_What to produce:_
Tally the lines of the listing that contain the word "Output", then give the total and nothing else.

_Task material:_

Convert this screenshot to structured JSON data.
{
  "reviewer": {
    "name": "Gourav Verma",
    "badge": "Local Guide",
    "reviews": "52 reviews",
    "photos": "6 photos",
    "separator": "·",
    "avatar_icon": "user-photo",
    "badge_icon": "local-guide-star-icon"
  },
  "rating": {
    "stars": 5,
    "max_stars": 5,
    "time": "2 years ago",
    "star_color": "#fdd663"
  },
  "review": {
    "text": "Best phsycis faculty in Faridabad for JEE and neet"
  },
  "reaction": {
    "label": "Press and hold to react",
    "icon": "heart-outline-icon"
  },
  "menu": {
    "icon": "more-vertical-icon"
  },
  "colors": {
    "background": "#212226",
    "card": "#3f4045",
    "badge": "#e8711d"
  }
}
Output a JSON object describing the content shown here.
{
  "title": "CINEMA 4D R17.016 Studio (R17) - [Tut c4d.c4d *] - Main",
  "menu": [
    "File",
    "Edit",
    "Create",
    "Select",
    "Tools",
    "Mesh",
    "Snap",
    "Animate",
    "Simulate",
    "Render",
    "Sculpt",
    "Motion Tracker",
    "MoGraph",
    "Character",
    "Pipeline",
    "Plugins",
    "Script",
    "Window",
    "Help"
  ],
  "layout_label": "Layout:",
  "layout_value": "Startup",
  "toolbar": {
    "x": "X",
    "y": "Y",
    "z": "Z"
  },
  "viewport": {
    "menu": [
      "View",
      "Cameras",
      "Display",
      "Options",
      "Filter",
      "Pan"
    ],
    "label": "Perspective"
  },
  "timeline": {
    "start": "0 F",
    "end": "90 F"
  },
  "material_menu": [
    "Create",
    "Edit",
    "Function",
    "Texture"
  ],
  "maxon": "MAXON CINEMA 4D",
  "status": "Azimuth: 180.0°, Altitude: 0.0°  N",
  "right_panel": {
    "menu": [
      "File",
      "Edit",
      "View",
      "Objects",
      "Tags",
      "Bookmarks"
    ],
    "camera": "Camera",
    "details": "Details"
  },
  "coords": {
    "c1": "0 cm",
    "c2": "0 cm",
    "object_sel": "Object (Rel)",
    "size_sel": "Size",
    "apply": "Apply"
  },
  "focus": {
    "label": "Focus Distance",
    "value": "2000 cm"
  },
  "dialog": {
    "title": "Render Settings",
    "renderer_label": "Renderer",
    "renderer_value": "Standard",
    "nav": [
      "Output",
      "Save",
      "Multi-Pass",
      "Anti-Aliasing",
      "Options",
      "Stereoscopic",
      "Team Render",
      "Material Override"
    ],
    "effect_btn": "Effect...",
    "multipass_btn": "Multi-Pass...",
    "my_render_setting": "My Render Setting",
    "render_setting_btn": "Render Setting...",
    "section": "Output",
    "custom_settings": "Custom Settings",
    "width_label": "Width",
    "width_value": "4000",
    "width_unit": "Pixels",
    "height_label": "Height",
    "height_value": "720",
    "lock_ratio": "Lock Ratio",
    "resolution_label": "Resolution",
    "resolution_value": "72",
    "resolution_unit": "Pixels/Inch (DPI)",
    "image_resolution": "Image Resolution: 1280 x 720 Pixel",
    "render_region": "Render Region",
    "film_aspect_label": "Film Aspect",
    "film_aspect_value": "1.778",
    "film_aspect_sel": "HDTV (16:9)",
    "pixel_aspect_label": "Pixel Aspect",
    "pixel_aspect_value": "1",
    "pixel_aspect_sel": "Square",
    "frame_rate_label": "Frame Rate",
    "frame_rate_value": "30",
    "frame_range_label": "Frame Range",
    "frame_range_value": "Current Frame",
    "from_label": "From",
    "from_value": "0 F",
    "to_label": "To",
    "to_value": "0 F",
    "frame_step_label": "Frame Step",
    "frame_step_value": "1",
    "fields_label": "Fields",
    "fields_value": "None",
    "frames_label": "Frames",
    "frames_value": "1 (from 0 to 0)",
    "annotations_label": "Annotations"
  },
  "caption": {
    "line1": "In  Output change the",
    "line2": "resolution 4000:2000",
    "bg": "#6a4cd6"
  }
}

_Full answer:_
4